SUPPLIED MATERIAL »
•••••
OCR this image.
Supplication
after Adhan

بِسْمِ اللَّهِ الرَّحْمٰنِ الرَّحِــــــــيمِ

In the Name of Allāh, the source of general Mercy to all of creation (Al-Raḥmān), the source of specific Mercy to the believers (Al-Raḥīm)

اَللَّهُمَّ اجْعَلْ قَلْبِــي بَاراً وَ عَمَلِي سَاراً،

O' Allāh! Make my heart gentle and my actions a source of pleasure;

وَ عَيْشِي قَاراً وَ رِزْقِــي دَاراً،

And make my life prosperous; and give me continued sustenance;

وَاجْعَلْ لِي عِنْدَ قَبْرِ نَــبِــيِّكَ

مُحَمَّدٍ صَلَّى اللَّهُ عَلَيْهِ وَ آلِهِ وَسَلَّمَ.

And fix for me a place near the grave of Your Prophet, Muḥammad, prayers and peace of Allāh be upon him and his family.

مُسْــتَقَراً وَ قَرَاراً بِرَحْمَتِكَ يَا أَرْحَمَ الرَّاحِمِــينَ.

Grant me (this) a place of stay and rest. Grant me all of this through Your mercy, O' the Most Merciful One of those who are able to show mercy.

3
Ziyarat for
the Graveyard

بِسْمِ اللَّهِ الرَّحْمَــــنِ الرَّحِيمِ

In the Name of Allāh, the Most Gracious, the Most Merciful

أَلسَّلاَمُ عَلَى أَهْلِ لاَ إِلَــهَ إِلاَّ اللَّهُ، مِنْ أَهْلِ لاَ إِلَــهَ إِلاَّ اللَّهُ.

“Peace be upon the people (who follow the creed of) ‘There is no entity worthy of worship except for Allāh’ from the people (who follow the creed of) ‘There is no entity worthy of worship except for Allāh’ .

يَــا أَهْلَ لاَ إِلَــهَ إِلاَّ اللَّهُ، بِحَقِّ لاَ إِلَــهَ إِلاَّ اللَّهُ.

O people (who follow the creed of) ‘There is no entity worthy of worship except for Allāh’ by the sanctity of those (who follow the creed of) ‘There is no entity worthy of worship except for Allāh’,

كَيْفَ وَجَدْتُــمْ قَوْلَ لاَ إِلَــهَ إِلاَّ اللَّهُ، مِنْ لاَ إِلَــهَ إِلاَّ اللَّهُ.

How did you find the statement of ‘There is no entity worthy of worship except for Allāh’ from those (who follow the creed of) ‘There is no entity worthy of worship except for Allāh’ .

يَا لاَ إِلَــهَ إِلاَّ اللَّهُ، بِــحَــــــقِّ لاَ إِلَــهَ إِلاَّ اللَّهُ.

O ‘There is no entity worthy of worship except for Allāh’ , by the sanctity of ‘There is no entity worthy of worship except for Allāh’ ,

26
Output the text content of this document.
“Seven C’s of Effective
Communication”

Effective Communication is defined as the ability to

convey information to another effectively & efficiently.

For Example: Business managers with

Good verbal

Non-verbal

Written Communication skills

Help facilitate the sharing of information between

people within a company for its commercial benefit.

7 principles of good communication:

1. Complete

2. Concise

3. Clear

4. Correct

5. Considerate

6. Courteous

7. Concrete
•••••
WORK INSTRUCTIONS » Copy every line of the records above that holds the word "this".

SOLUTION TO THE PROBLEM »
OCR this image.
Grant me (this) a place of stay and rest. Grant me all of this through Your mercy, O' the Most Merciful One of those who are able to show mercy.
Output the text content of this document.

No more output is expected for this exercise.